• _DESCRIPTION OF THE TASK_
Copy out all lines carrying the word "JSON".

• _Stored entries_
■ ■ ■ ■

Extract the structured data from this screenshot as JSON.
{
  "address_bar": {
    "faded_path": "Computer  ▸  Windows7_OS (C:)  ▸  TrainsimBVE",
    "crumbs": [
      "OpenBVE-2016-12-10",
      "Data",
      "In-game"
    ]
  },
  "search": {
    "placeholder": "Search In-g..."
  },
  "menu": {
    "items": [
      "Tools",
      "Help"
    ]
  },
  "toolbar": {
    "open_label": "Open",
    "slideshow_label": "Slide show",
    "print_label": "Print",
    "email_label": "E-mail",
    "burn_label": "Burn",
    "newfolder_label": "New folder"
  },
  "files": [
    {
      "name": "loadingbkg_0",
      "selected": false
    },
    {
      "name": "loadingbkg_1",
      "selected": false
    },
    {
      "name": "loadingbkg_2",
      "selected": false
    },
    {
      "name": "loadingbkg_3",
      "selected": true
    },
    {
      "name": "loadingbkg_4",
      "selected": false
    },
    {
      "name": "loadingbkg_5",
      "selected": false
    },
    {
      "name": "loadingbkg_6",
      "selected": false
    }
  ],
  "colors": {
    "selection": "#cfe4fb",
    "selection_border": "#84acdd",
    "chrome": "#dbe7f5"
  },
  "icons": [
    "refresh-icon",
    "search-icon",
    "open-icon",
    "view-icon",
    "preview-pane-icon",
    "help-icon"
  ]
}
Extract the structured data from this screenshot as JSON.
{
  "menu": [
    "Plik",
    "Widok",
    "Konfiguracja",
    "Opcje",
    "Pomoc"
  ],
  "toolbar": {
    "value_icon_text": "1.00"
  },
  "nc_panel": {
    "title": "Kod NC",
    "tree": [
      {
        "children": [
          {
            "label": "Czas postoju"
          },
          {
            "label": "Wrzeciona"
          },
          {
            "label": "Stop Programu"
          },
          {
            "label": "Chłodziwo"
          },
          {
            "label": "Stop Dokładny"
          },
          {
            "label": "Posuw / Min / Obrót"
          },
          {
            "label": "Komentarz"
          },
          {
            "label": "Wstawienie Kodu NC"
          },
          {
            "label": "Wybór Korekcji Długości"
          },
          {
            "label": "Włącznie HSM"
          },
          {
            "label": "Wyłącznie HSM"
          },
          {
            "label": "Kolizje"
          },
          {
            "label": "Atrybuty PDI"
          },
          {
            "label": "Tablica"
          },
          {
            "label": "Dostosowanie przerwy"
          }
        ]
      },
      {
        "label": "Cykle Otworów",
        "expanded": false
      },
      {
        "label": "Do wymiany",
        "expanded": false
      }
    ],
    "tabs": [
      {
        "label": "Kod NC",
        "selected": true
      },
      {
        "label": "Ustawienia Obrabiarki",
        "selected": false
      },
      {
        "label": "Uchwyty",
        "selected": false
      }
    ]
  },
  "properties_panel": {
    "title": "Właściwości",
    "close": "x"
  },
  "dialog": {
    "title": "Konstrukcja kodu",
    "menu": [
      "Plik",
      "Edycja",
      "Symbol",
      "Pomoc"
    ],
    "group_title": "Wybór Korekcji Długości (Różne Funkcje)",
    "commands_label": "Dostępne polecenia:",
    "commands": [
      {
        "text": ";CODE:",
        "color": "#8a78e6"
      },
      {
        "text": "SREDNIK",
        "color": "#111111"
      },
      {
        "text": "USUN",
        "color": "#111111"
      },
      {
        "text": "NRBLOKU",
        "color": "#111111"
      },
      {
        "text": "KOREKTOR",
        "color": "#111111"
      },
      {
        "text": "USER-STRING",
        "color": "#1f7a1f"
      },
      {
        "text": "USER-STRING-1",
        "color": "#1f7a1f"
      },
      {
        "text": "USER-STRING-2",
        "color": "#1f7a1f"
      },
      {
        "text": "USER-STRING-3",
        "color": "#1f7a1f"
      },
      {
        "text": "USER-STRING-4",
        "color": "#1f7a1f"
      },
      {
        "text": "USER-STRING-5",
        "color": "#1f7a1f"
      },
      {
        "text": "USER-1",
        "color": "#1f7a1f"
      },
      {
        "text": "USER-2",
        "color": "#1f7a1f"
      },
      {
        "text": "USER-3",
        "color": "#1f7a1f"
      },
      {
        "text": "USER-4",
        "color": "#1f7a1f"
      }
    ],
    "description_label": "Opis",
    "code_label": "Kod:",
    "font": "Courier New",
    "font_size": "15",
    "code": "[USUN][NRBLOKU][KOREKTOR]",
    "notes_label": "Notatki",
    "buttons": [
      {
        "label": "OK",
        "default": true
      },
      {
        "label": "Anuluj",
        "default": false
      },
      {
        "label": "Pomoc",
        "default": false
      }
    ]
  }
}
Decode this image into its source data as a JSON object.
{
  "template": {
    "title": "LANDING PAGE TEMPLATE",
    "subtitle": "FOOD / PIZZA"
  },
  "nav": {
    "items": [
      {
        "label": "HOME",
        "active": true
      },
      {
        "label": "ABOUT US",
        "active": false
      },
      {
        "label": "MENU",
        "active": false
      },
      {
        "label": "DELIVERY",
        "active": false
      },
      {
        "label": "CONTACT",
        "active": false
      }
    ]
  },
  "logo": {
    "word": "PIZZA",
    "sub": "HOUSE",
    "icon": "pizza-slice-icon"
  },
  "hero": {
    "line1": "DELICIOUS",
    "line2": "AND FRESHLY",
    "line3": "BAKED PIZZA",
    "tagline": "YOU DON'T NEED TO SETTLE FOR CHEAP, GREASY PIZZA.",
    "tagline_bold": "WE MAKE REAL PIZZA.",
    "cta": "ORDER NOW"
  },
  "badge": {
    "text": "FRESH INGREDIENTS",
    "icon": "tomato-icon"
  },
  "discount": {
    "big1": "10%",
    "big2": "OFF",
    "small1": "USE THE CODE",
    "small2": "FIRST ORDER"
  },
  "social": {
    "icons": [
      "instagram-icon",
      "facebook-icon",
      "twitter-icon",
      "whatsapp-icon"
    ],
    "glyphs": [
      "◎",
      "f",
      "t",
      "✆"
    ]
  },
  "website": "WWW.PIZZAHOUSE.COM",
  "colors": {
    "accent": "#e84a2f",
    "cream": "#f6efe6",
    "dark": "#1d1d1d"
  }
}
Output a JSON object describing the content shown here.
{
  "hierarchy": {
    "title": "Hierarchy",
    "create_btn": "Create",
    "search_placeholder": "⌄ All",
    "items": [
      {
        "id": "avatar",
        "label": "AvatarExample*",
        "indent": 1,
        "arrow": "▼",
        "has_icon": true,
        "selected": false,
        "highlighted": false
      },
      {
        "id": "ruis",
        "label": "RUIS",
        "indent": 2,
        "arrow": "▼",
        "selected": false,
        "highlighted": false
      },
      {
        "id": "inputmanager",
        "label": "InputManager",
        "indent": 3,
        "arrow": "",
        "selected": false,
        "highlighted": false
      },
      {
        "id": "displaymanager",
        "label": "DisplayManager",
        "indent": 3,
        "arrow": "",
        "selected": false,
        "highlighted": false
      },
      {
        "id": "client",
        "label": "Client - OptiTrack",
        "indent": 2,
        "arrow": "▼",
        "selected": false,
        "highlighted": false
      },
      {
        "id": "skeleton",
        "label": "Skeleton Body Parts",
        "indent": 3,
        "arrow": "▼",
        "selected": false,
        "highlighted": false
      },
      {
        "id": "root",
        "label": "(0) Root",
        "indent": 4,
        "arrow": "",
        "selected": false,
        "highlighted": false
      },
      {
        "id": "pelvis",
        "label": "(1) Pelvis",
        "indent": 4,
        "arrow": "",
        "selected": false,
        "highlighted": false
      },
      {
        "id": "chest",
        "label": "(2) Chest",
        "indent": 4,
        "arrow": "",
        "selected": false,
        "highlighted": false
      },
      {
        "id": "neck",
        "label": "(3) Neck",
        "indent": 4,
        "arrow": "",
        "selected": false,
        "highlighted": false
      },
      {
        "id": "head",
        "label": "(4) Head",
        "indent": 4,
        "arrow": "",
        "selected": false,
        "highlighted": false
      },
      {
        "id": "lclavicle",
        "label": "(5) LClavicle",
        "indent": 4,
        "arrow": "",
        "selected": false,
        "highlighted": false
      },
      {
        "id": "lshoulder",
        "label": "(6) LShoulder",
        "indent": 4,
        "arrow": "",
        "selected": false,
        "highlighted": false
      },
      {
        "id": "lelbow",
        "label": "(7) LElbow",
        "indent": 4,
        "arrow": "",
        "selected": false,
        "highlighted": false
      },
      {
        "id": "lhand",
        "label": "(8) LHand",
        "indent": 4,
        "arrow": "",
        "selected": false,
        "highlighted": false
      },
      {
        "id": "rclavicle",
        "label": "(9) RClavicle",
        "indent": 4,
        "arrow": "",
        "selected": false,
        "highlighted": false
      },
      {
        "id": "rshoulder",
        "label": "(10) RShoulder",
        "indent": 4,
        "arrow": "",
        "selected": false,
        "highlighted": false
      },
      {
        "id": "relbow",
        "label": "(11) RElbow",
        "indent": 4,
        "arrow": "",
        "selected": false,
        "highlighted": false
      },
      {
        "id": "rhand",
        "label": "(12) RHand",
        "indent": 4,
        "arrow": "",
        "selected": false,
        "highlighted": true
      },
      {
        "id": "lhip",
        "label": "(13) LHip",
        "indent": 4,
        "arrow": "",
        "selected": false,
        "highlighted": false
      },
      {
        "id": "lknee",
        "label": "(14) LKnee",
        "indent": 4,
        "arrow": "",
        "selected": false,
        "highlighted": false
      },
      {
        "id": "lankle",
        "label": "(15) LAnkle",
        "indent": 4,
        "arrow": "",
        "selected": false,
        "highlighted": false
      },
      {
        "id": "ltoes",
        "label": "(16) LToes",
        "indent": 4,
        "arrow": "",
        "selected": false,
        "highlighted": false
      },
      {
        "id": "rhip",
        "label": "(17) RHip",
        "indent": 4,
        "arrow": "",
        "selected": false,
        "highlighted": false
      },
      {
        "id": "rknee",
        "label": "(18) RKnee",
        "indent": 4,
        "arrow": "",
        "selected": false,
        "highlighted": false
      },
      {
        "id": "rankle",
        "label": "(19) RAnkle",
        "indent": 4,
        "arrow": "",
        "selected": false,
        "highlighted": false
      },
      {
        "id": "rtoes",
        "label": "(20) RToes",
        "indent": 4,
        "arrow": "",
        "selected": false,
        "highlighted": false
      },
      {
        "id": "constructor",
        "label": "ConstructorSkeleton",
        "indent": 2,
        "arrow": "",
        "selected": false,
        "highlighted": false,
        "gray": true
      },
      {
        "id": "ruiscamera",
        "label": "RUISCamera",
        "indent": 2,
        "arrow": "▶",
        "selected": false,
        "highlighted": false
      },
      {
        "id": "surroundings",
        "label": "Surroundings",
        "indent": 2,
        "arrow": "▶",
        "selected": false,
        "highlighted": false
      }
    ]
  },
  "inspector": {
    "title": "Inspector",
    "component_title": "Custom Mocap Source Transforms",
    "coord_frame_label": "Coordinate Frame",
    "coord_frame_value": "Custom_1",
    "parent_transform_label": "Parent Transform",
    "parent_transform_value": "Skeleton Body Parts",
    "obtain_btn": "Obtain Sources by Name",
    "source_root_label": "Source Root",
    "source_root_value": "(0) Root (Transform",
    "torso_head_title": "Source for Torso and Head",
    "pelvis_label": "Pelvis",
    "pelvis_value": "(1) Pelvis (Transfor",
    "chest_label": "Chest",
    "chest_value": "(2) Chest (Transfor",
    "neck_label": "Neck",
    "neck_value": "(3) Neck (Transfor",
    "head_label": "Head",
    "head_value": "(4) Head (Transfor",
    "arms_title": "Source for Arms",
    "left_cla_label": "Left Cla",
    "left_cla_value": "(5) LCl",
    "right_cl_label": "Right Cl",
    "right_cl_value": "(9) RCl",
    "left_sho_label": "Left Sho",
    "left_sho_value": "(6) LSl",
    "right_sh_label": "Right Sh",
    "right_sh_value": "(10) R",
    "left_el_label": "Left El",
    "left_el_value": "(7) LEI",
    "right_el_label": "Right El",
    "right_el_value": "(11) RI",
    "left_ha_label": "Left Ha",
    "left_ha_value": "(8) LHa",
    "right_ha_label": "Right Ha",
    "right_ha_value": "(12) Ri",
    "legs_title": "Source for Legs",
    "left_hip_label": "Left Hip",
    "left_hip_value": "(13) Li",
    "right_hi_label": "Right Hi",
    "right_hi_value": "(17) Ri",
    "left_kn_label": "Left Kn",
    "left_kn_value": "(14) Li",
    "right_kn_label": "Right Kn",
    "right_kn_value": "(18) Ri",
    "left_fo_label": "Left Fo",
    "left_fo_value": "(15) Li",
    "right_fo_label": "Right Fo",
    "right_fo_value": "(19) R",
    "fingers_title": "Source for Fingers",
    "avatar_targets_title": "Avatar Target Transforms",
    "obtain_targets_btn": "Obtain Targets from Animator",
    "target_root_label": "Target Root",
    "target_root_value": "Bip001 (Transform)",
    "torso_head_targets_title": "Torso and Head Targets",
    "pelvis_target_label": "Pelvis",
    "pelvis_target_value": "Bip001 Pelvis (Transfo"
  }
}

■ ■ ■ ■

• _TASK OUTPUT_
Extract the structured data from this screenshot as JSON.
Extract the structured data from this screenshot as JSON.
Decode this image into its source data as a JSON object.
Output a JSON object describing the content shown here.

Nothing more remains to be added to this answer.